**WORK TO DO**. Copy out the lines that include the word "noise".

**DATA SUPPLIED**.
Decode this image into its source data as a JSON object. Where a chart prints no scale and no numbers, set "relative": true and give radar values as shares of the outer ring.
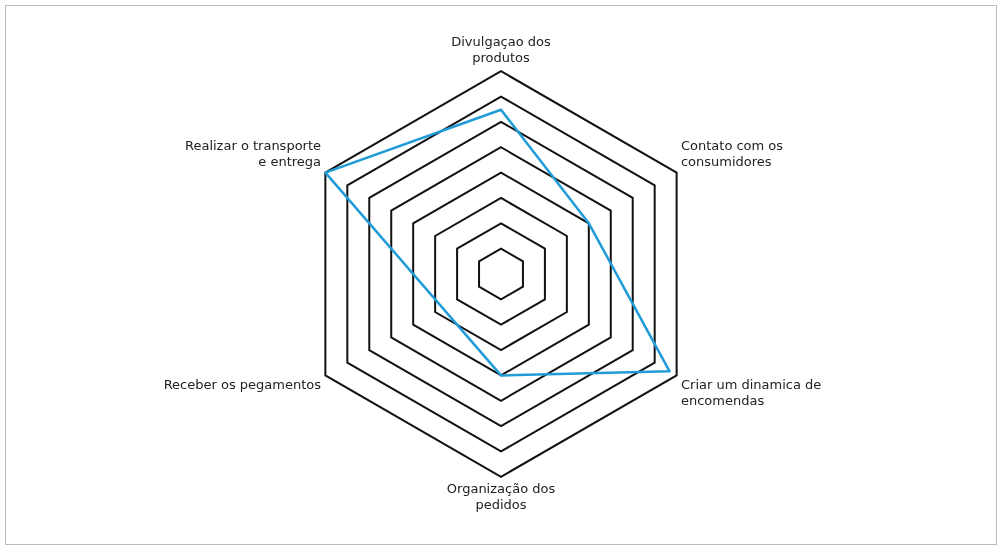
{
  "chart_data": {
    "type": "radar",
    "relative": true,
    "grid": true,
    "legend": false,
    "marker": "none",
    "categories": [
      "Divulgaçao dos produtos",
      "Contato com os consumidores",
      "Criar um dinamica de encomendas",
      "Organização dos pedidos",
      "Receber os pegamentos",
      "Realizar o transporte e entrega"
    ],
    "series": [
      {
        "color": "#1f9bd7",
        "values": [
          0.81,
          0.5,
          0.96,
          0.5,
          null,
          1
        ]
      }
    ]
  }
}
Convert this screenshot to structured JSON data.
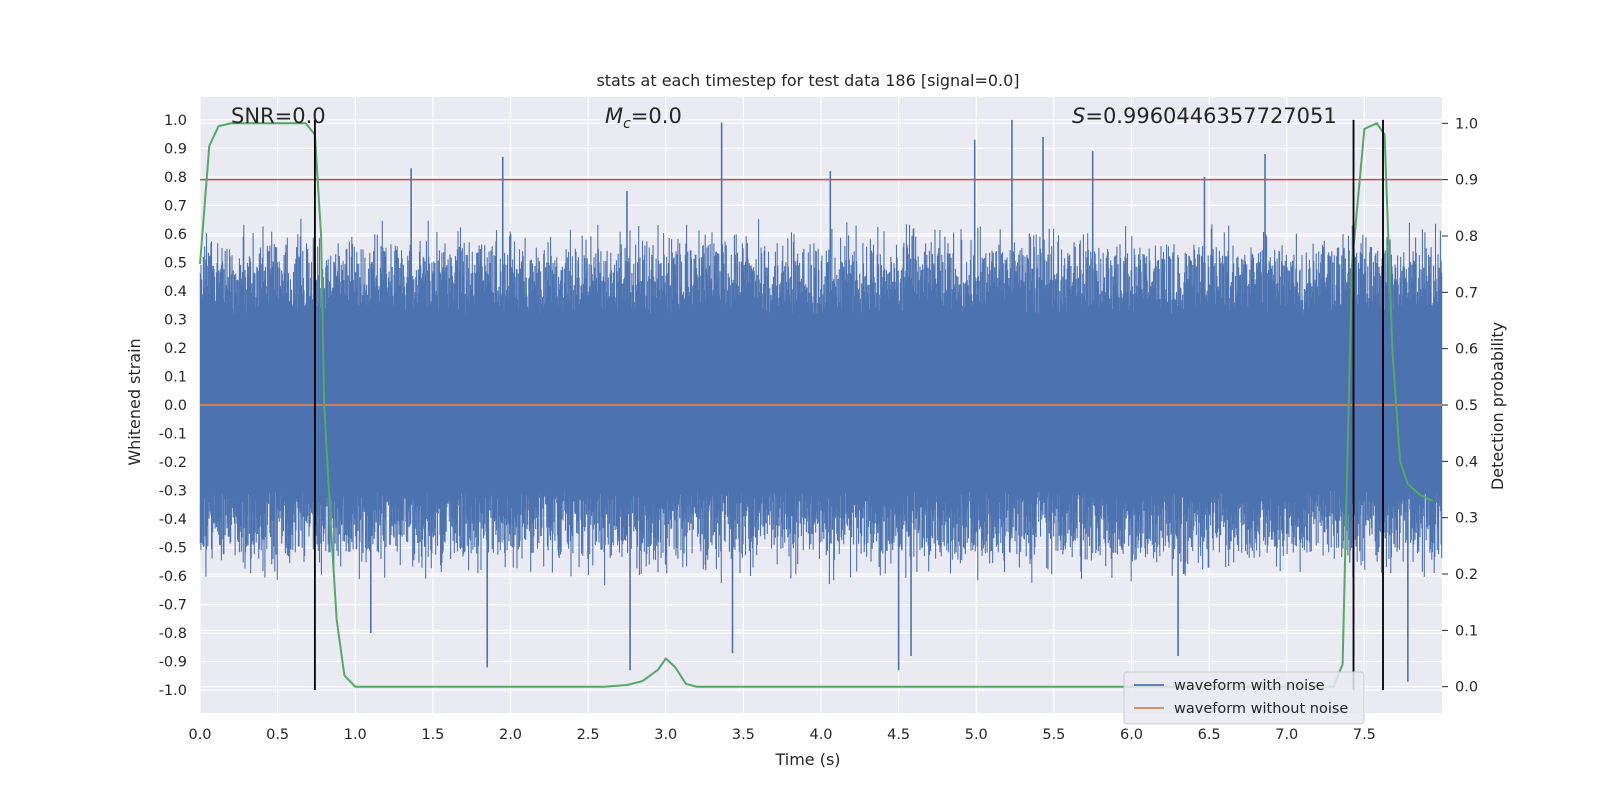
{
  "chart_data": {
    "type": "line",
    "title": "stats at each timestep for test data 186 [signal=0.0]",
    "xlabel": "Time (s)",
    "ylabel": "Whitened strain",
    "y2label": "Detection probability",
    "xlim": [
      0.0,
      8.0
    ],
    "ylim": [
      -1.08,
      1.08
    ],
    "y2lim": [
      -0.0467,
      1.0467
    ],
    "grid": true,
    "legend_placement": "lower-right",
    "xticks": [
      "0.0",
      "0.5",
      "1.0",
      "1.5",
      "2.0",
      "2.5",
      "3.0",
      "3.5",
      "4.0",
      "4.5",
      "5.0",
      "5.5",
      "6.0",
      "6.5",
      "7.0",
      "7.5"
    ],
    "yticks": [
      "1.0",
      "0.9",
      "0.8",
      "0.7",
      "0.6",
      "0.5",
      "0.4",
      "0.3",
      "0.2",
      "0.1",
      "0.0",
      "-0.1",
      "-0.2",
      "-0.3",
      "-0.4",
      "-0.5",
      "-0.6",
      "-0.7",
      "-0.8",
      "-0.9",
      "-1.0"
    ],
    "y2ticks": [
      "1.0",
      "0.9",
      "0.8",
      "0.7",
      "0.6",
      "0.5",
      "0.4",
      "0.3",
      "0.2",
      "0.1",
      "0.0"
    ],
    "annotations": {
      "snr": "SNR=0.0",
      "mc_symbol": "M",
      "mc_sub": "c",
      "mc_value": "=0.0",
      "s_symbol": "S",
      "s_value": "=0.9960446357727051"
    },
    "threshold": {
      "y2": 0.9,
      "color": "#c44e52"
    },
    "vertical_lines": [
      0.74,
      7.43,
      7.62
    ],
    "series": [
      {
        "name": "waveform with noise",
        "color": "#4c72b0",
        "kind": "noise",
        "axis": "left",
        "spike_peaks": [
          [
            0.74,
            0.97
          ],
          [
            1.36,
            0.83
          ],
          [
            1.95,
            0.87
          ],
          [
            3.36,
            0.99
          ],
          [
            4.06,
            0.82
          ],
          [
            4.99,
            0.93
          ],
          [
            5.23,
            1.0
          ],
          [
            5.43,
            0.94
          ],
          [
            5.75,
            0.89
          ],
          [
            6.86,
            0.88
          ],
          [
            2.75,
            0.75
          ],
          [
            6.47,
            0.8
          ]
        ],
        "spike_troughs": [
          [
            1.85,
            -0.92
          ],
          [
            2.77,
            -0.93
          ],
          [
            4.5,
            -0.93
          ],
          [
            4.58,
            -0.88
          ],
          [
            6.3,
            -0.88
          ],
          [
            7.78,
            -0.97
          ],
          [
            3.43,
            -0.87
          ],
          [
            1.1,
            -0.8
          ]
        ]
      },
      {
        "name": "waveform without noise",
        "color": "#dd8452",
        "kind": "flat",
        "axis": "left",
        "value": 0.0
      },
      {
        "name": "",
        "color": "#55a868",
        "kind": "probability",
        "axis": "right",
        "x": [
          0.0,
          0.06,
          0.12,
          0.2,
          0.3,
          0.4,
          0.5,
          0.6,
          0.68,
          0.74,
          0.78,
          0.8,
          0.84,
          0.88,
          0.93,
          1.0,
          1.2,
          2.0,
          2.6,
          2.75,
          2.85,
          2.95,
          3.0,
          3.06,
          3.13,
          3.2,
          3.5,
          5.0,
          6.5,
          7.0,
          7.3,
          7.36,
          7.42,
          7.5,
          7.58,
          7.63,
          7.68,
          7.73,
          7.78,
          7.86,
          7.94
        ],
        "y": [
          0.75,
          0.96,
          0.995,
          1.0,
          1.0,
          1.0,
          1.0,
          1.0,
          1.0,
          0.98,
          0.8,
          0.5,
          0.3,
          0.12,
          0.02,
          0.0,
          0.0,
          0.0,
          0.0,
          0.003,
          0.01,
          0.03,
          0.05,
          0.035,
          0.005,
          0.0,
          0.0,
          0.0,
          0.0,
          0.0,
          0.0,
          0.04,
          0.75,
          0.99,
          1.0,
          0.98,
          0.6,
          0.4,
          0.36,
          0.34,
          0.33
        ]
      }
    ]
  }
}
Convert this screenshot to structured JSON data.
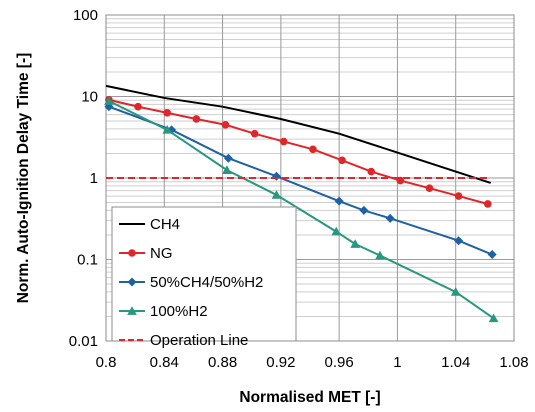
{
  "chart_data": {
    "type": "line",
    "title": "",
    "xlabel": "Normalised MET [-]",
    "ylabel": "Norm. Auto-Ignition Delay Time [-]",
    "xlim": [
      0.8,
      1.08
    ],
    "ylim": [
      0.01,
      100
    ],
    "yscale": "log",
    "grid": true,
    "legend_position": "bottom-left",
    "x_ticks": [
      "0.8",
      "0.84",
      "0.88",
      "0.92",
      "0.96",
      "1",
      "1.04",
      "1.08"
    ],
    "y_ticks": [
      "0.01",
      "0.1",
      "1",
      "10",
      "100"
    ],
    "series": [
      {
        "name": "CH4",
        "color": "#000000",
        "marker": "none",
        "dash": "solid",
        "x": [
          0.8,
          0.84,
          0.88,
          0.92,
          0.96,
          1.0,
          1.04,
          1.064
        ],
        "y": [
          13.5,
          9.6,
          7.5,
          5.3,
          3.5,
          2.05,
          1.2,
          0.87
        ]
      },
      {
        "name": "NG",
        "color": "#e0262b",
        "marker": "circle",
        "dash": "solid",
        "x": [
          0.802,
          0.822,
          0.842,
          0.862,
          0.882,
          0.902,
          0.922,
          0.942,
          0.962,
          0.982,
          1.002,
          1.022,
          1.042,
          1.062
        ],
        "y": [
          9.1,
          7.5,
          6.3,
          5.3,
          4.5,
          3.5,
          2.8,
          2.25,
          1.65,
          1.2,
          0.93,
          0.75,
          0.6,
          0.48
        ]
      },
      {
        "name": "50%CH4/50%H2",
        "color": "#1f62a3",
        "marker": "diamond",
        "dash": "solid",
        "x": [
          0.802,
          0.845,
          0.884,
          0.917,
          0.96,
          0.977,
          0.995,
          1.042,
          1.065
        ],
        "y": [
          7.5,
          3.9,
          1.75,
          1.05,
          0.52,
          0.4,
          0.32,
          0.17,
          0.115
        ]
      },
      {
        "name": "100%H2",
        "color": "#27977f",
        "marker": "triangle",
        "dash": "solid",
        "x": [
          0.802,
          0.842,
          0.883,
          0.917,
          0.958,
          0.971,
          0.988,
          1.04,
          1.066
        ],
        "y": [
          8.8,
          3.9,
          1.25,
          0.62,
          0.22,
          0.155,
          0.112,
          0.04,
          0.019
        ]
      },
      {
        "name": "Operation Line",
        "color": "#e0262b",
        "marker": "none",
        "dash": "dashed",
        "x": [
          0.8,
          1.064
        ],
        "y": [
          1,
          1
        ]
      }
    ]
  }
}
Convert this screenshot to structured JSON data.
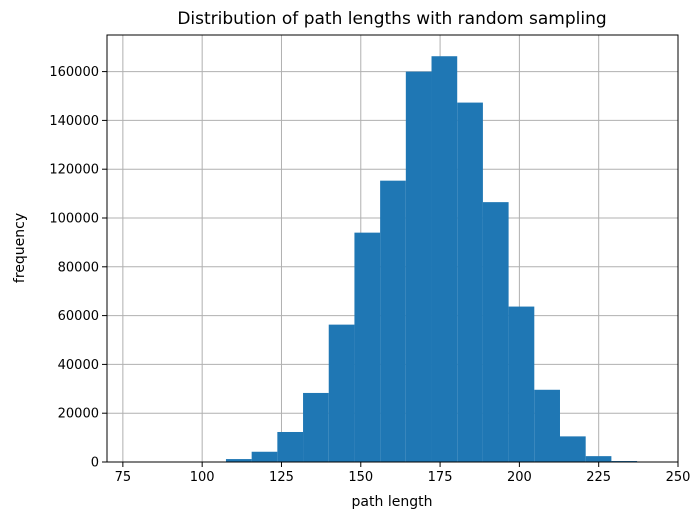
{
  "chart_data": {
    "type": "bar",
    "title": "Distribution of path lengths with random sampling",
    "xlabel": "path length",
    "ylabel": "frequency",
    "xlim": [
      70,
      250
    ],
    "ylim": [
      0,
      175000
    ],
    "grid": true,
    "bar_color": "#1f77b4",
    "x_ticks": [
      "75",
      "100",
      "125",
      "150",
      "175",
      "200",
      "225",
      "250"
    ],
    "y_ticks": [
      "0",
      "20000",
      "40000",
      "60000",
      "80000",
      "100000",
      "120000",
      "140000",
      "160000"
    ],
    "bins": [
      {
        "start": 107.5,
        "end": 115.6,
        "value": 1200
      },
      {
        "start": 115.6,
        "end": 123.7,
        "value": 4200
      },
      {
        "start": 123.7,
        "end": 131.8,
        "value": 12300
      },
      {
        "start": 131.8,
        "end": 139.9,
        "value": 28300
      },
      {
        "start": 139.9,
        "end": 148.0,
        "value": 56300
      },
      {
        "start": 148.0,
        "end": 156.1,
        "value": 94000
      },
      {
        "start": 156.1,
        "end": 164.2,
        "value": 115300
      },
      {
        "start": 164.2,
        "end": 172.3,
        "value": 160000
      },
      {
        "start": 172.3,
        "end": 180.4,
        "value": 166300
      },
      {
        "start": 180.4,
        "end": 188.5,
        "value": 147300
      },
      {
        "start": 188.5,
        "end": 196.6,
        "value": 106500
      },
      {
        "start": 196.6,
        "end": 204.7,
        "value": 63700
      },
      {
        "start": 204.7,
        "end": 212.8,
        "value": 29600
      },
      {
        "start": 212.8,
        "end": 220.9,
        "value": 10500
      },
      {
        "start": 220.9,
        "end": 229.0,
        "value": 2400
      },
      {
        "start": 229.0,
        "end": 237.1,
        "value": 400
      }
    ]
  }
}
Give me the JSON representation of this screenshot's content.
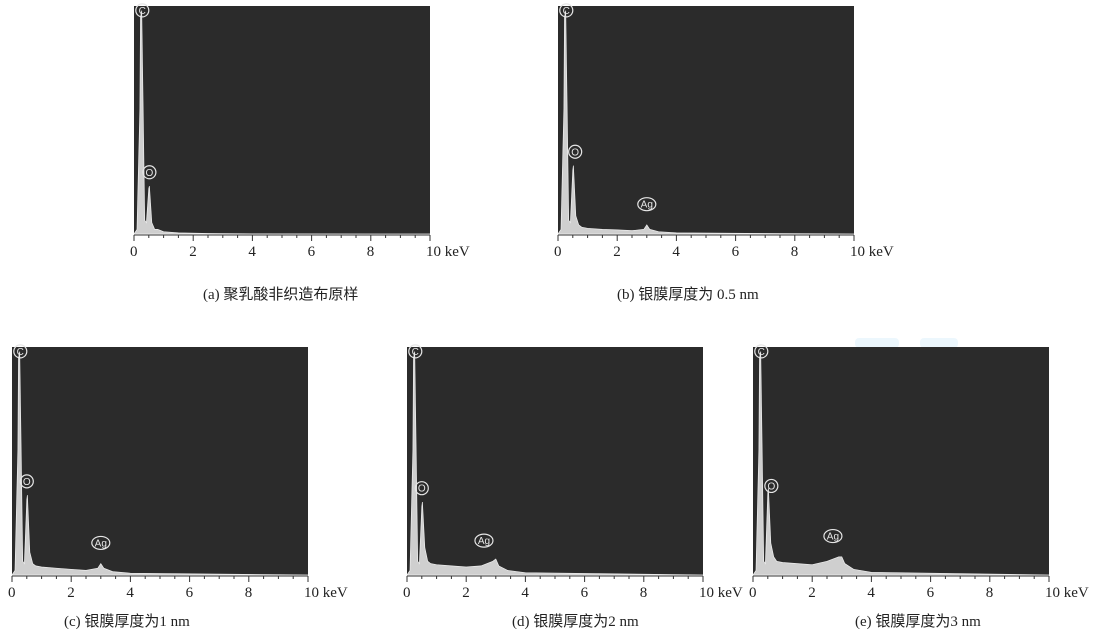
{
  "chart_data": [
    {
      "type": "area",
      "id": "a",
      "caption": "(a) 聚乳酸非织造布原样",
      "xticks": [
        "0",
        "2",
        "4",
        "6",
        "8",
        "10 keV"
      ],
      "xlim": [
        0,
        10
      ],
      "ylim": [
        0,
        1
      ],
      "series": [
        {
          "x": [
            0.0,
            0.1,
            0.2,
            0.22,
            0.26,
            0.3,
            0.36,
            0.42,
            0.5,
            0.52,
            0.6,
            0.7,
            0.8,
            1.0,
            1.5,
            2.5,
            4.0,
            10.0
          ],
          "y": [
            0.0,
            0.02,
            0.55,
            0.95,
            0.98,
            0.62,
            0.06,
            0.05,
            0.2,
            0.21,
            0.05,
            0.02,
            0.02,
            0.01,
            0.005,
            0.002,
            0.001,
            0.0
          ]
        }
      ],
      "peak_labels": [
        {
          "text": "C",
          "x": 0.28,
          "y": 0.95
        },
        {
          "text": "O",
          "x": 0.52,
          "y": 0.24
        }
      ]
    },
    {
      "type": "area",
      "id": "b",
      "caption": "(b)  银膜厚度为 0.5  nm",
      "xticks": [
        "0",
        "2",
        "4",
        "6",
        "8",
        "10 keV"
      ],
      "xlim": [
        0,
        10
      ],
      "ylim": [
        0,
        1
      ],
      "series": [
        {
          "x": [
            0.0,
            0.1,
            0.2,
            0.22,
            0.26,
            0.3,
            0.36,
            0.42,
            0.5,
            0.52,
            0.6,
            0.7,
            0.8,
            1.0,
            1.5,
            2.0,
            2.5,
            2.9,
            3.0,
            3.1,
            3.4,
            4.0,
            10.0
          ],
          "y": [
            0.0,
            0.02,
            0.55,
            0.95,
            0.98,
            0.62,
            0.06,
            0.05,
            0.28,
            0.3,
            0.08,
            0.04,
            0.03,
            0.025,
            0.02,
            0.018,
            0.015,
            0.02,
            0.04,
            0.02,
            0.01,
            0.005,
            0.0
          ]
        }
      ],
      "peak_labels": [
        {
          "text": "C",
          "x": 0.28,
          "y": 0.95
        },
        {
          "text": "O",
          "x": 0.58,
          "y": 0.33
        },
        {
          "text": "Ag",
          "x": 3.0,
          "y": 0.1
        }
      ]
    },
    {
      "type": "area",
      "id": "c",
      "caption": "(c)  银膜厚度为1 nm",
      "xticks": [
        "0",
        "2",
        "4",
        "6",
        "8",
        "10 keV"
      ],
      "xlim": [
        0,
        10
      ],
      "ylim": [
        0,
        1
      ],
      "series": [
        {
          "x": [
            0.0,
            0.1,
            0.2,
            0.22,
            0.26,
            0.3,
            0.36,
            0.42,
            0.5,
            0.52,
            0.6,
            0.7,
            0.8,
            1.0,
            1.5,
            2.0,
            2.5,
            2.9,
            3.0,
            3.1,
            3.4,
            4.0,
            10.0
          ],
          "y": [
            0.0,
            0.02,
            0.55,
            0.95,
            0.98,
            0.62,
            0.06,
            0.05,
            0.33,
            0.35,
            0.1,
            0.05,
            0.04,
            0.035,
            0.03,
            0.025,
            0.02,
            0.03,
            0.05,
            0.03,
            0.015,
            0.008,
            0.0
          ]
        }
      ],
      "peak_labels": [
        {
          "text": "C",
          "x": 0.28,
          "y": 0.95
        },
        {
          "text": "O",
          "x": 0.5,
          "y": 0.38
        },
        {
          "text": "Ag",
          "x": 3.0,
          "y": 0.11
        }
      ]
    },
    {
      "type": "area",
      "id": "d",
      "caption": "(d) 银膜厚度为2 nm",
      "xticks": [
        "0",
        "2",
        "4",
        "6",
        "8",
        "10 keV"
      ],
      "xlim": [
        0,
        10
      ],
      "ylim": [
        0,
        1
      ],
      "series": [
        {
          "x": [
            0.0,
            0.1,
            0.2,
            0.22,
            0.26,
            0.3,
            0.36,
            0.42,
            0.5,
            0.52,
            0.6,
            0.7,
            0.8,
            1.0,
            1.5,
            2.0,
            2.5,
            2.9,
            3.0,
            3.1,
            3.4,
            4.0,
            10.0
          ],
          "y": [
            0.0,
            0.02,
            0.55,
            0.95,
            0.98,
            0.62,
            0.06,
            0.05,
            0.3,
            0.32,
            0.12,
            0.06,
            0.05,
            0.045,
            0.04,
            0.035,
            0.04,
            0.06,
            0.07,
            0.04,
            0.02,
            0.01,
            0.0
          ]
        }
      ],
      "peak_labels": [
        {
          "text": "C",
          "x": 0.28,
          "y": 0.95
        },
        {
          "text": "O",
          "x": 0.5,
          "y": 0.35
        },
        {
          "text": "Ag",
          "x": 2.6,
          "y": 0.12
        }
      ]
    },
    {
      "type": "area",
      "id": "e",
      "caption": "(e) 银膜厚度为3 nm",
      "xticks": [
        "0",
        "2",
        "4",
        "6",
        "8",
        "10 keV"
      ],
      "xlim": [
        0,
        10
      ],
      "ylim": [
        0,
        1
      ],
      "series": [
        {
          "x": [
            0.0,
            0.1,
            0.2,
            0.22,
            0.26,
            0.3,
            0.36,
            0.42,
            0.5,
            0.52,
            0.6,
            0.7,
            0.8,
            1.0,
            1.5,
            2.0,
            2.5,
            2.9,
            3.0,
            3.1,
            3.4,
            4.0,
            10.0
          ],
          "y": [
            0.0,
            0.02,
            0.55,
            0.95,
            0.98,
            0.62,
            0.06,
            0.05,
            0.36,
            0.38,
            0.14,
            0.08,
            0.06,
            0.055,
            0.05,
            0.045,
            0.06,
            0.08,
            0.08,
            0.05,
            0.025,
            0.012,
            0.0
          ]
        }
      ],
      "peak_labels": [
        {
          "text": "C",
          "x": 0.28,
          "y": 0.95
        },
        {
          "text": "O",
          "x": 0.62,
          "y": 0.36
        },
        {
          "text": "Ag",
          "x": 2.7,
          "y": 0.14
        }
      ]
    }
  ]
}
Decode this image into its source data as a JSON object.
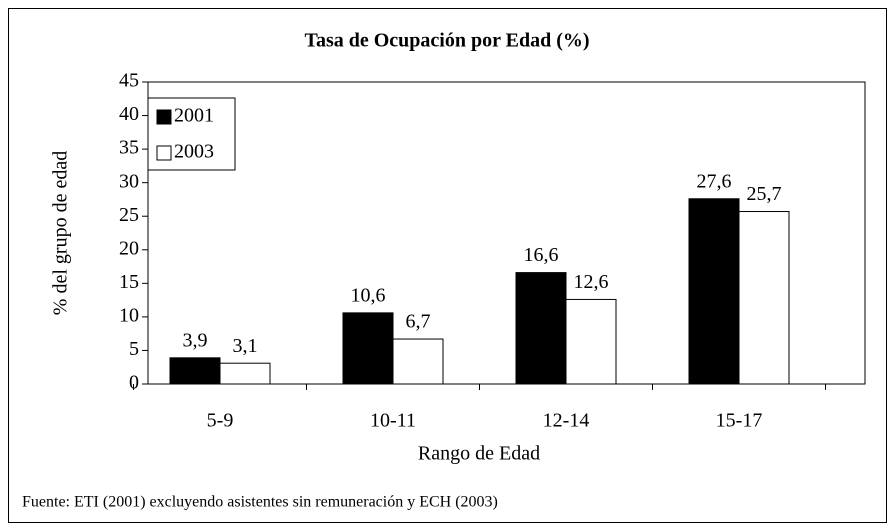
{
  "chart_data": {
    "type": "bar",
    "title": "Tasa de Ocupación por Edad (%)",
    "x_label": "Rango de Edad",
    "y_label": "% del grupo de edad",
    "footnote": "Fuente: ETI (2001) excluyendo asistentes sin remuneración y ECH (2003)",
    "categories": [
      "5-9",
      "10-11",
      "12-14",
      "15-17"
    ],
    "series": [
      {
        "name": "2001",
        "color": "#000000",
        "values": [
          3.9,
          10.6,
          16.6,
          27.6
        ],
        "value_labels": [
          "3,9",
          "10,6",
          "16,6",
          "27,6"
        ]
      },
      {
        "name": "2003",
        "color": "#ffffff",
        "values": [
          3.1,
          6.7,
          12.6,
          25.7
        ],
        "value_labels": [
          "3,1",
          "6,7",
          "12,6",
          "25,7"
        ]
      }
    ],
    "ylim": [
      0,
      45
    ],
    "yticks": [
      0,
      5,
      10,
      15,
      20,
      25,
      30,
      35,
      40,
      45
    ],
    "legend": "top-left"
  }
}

**REPLY TO THE TASK**.
        "name": "waveform with noise",
        "kind": "noise",
        "name": "waveform without noise",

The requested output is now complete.